> The task
Transcribe the passage of the colloid thruster text from "Like other ion" up to and including "LISA Pathfinder mission.", keeping every word and punctuation mark unchanged.

> Source document

A colloid thruster (or electrospray thruster) is a type of low thrust electric propulsion rocket engine that uses electrostatic acceleration of charged liquid droplets for propulsion. In a colloid thruster, charged liquid droplets are produced by an electrospray process and then accelerated by a static electric field. The liquid used for this application tends to be a low-volatility ionic liquid.

Like other ion thrusters, its benefits include high efficiency, thrust density, and specific impulse; however it has very low total thrust, on the order of micronewtons. It provides very fine attitude control or efficient acceleration of small spacecraft over long periods of time. Busek asserts its BET-300-P thruster operates with a specific impulse of either 850 seconds or 2300 seconds, depending on how it is configured. In comparison, the high performance NEXT-C gridded ion thruster was used on the DART mission with a specific impulse of over 3100 seconds.

==Flight use==
Eight electrospray thrusters were first used in space on the NASA ST-7 ESA LISA Pathfinder mission, to demonstrate disturbance reduction. Having logged roughly 1,400 hours on-orbit, the Busek built thrusters system met 100% of their mission goals for the LISA Pathfinder mission.

By the end of April 2015, Busek had developed a smaller electrospray colloid thruster capable of generating 20 mN in a 17.8 x 17.8 x 4.3 cm (7"×7"×1.7") package.

(Items listed in a dataset)
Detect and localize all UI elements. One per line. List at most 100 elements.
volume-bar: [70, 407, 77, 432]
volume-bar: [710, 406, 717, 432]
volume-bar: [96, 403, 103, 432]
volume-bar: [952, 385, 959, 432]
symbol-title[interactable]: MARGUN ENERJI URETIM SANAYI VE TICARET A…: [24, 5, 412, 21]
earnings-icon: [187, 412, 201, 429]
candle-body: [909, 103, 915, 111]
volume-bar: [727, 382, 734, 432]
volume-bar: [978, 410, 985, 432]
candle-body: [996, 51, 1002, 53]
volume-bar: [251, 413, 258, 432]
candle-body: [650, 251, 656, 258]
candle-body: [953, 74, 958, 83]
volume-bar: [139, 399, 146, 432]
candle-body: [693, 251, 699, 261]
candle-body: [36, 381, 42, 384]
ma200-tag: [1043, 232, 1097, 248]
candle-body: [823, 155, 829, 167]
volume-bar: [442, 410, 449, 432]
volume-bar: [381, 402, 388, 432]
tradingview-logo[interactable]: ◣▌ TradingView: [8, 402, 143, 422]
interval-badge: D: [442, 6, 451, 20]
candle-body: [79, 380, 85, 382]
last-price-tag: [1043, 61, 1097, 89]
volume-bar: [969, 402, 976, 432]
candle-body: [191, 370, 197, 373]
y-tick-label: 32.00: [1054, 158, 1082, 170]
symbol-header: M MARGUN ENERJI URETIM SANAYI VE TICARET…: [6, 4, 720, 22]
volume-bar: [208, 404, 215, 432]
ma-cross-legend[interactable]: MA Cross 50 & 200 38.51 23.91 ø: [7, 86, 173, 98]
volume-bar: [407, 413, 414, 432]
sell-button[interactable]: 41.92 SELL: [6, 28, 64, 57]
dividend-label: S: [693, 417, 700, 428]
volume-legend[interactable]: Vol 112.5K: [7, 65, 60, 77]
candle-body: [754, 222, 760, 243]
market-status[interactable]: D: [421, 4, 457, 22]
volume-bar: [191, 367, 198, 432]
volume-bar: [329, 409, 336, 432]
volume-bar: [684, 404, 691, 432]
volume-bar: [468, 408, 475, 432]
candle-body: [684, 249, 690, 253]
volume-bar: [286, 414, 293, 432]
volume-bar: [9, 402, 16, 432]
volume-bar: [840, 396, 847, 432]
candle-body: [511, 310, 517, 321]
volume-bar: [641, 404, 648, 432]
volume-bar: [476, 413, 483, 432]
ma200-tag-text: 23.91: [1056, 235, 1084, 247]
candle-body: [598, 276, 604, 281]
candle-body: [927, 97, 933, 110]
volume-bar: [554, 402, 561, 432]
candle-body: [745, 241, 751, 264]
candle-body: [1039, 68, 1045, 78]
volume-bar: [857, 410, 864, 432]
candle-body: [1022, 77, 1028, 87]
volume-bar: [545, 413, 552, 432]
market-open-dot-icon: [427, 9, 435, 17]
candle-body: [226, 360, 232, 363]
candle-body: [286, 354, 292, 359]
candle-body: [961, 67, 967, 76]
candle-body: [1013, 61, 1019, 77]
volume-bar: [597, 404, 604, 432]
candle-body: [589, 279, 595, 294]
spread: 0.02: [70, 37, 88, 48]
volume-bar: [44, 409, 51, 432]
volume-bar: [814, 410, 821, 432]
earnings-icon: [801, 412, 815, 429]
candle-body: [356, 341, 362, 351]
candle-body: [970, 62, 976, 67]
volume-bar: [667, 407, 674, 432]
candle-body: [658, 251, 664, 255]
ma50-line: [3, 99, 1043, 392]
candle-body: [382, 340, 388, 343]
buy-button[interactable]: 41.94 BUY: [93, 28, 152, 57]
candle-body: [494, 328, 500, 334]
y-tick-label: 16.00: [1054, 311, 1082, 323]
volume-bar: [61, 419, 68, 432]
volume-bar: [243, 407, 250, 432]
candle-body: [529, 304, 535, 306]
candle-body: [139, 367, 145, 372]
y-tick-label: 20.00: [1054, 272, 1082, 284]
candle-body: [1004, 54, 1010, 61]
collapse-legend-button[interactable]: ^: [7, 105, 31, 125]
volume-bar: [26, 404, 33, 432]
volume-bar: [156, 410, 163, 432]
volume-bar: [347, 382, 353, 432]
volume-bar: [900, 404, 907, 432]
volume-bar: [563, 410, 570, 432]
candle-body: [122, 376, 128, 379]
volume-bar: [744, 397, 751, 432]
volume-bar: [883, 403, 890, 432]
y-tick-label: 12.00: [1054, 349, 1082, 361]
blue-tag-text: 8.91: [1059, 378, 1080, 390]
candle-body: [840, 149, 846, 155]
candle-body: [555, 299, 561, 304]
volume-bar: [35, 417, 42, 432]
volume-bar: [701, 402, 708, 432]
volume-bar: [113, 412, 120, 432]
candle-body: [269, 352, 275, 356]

> Reply to the exercise
Like other ion thrusters, its benefits include high efficiency, thrust density, and specific impulse; however it has very low total thrust, on the order of micronewtons. It provides very fine attitude control or efficient acceleration of small spacecraft over long periods of time. Busek asserts its BET-300-P thruster operates with a specific impulse of either 850 seconds or 2300 seconds, depending on how it is configured. In comparison, the high performance NEXT-C gridded ion thruster was used on the DART mission with a specific impulse of over 3100 seconds.

==Flight use==
Eight electrospray thrusters were first used in space on the NASA ST-7 ESA LISA Pathfinder mission, to demonstrate disturbance reduction. Having logged roughly 1,400 hours on-orbit, the Busek built thrusters system met 100% of their mission goals for the LISA Pathfinder mission.